## Objective
Recast the lines of the material below as a numbered list, leaving out any blank lines.

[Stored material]
☆ ☆ ☆ ☆ ☆

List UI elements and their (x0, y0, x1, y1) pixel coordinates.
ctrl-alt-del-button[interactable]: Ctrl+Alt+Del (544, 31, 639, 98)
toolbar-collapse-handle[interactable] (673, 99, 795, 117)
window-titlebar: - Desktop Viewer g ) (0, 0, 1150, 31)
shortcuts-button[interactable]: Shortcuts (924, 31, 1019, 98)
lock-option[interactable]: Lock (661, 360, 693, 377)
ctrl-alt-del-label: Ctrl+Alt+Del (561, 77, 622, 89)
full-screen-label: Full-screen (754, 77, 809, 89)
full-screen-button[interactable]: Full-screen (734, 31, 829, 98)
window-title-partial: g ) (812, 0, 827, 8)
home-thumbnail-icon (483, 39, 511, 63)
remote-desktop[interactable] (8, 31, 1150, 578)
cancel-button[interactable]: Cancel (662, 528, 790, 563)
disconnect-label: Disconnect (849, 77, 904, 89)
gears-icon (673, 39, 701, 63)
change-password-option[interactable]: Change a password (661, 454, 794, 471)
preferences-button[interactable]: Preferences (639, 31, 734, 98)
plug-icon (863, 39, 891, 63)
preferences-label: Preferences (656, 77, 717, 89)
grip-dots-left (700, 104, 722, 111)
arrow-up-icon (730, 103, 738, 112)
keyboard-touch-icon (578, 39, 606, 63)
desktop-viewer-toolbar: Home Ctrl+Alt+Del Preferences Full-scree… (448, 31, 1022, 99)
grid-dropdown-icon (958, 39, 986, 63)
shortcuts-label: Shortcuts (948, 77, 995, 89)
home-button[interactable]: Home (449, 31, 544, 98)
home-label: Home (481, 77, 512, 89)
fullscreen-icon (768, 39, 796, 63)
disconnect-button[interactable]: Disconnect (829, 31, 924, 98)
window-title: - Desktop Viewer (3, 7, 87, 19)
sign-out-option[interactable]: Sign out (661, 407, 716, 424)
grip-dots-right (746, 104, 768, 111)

☆ ☆ ☆ ☆ ☆

## Exercise result
1. List UI elements and their (x0, y0, x1, y1) pixel coordinates.
2. ctrl-alt-del-button[interactable]: Ctrl+Alt+Del (544, 31, 639, 98)
3. toolbar-collapse-handle[interactable] (673, 99, 795, 117)
4. window-titlebar: - Desktop Viewer g ) (0, 0, 1150, 31)
5. shortcuts-button[interactable]: Shortcuts (924, 31, 1019, 98)
6. lock-option[interactable]: Lock (661, 360, 693, 377)
7. ctrl-alt-del-label: Ctrl+Alt+Del (561, 77, 622, 89)
8. full-screen-label: Full-screen (754, 77, 809, 89)
9. full-screen-button[interactable]: Full-screen (734, 31, 829, 98)
10. window-title-partial: g ) (812, 0, 827, 8)
11. home-thumbnail-icon (483, 39, 511, 63)
12. remote-desktop[interactable] (8, 31, 1150, 578)
13. cancel-button[interactable]: Cancel (662, 528, 790, 563)
14. disconnect-label: Disconnect (849, 77, 904, 89)
15. gears-icon (673, 39, 701, 63)
16. change-password-option[interactable]: Change a password (661, 454, 794, 471)
17. preferences-button[interactable]: Preferences (639, 31, 734, 98)
18. plug-icon (863, 39, 891, 63)
19. preferences-label: Preferences (656, 77, 717, 89)
20. grip-dots-left (700, 104, 722, 111)
21. arrow-up-icon (730, 103, 738, 112)
22. keyboard-touch-icon (578, 39, 606, 63)
23. desktop-viewer-toolbar: Home Ctrl+Alt+Del Preferences Full-scree… (448, 31, 1022, 99)
24. grid-dropdown-icon (958, 39, 986, 63)
25. shortcuts-label: Shortcuts (948, 77, 995, 89)
26. home-button[interactable]: Home (449, 31, 544, 98)
27. home-label: Home (481, 77, 512, 89)
28. fullscreen-icon (768, 39, 796, 63)
29. disconnect-button[interactable]: Disconnect (829, 31, 924, 98)
30. window-title: - Desktop Viewer (3, 7, 87, 19)
31. sign-out-option[interactable]: Sign out (661, 407, 716, 424)
32. grip-dots-right (746, 104, 768, 111)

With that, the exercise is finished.